PROBLEM DESCRIPTION:
Pick out every line that holds the string "Adolf" and copy it.

EXCERPTED RECORDS:
━━━
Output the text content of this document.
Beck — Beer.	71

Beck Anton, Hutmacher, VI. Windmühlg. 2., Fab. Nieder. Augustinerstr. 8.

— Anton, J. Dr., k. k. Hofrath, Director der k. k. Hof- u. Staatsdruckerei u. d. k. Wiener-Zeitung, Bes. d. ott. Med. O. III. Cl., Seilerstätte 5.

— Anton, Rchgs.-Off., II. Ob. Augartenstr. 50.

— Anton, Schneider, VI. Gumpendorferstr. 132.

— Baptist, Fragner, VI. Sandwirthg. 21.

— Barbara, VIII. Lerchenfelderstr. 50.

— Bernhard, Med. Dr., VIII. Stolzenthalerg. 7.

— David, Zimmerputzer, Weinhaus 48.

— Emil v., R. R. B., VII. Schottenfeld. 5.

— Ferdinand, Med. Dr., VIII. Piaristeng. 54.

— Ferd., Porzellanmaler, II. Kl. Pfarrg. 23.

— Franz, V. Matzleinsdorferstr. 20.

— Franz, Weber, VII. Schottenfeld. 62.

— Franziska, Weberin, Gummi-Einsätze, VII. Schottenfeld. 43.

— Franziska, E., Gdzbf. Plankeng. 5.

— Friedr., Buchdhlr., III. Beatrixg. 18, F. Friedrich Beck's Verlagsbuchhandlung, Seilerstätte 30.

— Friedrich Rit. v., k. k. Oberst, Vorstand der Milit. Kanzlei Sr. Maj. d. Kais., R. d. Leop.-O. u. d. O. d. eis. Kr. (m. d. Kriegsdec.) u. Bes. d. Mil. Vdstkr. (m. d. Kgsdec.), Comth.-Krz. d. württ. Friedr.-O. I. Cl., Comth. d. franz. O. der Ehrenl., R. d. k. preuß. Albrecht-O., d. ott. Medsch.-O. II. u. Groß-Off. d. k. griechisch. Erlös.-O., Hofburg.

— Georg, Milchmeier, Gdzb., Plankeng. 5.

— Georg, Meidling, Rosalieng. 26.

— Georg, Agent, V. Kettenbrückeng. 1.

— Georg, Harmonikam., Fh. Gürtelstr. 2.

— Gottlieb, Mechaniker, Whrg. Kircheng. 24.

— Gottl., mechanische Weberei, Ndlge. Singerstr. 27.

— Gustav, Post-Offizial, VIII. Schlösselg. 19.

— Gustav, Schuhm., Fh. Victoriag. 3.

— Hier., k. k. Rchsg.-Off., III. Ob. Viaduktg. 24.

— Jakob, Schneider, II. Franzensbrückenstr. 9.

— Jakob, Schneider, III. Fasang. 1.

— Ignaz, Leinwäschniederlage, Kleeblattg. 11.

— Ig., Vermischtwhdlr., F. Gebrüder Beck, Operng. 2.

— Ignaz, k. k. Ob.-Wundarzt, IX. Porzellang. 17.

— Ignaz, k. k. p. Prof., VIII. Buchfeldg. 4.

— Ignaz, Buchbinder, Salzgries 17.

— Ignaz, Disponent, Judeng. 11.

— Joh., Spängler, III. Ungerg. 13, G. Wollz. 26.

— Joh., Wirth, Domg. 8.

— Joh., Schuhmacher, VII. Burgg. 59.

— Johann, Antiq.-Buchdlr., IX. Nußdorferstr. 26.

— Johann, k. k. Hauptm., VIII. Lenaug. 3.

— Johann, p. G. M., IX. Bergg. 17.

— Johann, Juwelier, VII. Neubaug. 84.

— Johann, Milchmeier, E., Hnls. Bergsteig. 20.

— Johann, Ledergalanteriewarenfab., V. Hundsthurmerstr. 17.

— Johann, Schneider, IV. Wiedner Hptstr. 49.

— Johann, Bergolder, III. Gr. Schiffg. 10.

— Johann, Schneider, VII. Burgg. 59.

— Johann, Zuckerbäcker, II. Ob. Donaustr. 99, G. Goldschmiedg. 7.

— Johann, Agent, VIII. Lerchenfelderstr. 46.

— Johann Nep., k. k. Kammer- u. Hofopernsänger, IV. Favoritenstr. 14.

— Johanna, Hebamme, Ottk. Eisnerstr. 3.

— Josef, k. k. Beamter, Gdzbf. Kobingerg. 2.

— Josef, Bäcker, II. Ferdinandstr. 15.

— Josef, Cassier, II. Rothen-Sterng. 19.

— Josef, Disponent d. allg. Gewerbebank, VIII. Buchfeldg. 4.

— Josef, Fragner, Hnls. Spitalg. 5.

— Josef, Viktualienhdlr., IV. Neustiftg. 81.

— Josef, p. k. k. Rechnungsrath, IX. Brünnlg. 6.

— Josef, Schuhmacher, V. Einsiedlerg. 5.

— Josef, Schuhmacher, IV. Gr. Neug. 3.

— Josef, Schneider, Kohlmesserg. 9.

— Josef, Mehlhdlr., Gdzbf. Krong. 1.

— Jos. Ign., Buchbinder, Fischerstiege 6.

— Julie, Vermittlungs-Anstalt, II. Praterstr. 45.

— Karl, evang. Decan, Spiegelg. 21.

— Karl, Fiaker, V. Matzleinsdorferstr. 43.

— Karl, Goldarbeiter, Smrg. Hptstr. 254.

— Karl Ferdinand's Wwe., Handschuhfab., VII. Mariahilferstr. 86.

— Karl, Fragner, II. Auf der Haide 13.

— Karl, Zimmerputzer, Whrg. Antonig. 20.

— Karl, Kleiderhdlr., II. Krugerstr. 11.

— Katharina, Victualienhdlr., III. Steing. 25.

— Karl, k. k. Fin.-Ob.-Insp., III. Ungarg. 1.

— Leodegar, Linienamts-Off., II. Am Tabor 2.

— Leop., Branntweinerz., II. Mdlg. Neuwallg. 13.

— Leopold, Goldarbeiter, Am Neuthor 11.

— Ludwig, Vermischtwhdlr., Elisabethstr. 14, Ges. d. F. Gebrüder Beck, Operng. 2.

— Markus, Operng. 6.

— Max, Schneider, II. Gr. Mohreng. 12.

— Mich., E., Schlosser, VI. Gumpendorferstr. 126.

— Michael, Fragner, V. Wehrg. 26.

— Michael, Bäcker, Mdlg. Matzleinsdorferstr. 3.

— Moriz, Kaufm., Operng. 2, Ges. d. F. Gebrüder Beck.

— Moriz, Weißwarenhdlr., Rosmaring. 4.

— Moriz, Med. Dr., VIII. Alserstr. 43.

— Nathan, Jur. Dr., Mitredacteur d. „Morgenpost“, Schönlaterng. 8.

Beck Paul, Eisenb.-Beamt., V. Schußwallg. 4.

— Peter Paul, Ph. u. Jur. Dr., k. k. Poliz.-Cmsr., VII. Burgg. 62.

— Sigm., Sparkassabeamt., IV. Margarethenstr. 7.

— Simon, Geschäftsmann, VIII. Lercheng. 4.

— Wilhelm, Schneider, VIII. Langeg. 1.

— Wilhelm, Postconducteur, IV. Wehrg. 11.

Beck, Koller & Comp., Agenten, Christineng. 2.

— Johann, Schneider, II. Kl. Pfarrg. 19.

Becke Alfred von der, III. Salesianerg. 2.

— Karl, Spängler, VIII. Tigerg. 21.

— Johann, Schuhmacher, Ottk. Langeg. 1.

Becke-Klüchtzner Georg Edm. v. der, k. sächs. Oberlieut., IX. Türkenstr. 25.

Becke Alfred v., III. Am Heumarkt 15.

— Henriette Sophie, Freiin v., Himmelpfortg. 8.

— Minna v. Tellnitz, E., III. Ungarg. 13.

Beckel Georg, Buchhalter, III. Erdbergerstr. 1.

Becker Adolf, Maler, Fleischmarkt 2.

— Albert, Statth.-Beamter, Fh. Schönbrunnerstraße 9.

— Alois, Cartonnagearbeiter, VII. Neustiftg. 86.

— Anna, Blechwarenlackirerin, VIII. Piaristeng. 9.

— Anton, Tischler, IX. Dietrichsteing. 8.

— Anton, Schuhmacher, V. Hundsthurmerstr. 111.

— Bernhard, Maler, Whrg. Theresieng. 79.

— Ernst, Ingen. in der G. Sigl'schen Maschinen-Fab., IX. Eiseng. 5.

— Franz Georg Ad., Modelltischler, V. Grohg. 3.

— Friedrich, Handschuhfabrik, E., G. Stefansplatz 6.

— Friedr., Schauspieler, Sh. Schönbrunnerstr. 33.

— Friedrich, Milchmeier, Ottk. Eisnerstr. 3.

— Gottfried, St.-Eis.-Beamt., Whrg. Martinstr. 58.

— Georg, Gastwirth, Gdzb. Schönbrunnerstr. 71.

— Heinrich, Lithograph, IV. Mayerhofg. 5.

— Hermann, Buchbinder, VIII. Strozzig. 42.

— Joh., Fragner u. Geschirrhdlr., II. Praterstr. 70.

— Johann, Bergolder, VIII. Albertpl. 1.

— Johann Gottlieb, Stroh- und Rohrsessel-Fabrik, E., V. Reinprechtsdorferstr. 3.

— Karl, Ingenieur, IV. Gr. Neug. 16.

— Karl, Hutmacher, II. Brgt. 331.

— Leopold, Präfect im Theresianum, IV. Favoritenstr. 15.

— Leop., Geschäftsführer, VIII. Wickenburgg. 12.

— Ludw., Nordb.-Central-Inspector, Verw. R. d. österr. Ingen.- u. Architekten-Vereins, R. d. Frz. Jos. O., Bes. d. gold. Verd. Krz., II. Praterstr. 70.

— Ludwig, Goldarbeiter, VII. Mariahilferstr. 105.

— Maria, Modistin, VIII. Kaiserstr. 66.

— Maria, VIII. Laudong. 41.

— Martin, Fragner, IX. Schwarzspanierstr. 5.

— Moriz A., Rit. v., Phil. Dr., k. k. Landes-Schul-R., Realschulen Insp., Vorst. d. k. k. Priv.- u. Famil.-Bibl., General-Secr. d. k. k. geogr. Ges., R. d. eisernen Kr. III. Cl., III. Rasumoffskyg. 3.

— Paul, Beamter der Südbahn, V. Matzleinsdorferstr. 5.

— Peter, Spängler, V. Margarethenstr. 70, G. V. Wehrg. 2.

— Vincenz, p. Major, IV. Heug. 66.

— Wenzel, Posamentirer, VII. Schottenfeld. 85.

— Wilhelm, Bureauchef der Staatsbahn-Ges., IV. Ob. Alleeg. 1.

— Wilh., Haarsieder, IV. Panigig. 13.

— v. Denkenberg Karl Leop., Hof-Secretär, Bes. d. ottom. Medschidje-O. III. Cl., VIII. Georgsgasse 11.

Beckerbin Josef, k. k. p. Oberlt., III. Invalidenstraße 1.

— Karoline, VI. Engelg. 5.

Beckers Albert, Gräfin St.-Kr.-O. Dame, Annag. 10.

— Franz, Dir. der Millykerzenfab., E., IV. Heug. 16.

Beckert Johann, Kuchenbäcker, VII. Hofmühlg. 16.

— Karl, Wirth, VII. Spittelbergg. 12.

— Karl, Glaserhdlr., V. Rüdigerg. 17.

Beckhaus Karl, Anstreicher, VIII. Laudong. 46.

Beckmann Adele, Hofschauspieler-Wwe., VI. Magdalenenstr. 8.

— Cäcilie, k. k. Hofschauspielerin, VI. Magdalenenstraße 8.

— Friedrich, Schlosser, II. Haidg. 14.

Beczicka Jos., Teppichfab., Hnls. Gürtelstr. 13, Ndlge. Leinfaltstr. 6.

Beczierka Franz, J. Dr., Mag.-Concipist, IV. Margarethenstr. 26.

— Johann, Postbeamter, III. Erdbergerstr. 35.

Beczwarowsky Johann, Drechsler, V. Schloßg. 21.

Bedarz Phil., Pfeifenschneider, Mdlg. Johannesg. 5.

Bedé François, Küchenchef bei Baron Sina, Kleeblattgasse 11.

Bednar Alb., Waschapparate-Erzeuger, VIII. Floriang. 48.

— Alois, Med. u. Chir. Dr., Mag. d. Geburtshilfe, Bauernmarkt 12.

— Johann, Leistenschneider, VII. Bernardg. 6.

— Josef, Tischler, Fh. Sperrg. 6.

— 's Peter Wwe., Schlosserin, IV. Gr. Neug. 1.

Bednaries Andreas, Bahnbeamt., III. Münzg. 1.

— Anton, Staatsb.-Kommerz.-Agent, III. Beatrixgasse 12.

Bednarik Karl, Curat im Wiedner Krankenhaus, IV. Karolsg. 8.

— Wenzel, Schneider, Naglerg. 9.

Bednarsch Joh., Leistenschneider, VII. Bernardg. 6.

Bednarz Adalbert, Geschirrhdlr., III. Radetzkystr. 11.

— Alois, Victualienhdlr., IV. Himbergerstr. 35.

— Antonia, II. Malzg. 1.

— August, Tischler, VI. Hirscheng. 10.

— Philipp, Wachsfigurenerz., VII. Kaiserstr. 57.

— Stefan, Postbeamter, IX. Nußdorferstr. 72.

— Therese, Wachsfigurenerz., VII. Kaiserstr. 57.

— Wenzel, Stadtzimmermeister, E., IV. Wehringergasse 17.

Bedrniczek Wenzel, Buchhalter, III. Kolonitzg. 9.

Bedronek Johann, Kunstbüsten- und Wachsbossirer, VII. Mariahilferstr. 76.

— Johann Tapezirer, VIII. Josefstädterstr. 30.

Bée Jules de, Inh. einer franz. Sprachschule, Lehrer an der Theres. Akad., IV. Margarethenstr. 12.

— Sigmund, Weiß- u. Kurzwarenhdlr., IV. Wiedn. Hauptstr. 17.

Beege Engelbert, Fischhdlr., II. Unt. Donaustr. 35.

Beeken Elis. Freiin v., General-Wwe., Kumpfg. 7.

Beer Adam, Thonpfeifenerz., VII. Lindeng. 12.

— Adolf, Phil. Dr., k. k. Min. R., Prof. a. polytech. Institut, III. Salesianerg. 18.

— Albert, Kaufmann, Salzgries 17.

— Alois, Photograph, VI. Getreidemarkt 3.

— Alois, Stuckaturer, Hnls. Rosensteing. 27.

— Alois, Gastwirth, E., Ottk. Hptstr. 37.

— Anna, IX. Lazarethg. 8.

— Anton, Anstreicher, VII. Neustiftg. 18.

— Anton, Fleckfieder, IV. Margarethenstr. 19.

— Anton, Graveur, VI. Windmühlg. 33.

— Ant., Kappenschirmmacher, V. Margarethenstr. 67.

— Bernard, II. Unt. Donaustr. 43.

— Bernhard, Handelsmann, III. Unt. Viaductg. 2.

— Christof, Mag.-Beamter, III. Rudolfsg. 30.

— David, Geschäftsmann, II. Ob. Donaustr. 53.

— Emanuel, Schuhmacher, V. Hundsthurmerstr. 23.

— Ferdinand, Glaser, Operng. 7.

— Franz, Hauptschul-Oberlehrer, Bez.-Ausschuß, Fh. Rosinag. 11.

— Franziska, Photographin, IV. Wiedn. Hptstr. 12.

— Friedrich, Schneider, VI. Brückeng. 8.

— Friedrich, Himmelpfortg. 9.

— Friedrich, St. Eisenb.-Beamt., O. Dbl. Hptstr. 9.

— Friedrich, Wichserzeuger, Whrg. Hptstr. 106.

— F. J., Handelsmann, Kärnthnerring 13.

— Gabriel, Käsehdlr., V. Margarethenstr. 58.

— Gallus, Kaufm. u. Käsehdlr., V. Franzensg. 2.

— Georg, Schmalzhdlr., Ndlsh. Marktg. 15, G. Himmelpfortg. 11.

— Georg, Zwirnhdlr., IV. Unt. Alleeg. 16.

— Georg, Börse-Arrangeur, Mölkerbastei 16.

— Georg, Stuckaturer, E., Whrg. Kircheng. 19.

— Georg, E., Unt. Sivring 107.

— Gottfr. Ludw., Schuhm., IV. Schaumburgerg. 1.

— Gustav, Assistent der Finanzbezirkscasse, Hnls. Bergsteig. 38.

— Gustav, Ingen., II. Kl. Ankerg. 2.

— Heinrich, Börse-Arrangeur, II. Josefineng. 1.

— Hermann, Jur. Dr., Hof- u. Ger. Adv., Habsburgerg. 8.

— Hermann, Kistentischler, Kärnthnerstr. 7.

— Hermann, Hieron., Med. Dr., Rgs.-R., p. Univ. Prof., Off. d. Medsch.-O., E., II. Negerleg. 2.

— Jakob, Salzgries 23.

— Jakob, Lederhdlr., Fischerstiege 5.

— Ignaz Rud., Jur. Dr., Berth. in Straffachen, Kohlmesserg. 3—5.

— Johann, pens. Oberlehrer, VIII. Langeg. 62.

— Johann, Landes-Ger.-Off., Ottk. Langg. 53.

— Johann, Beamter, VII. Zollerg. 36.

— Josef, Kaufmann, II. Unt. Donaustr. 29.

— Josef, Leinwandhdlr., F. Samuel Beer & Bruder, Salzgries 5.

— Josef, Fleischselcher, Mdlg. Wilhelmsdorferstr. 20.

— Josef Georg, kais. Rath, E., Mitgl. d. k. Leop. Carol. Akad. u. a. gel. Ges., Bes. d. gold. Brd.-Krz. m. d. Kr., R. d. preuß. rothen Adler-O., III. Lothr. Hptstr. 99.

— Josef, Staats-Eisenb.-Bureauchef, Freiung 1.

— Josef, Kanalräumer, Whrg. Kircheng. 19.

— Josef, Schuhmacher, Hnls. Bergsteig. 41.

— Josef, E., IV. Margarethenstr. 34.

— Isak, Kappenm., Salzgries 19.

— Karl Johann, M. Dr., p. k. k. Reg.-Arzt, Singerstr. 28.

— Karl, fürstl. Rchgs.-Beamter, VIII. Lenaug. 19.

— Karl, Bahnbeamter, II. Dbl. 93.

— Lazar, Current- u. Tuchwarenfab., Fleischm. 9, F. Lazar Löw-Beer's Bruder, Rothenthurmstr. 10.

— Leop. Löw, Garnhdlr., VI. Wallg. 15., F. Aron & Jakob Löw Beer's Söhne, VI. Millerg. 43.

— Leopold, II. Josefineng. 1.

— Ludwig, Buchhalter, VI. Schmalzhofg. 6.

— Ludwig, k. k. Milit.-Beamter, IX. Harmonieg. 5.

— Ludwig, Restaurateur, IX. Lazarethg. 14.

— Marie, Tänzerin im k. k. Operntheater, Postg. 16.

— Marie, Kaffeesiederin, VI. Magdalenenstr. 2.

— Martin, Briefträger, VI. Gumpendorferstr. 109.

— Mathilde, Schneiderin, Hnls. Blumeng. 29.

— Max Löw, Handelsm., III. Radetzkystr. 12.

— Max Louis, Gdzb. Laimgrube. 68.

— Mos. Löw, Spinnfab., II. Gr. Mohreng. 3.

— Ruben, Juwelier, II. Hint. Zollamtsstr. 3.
━━━
WRITTEN ANSWER:
Becker Adolf, Maler, Fleischmarkt 2.
— Adolf, Phil. Dr., k. k. Min. R., Prof. a. polytech. Institut, III. Salesianerg. 18.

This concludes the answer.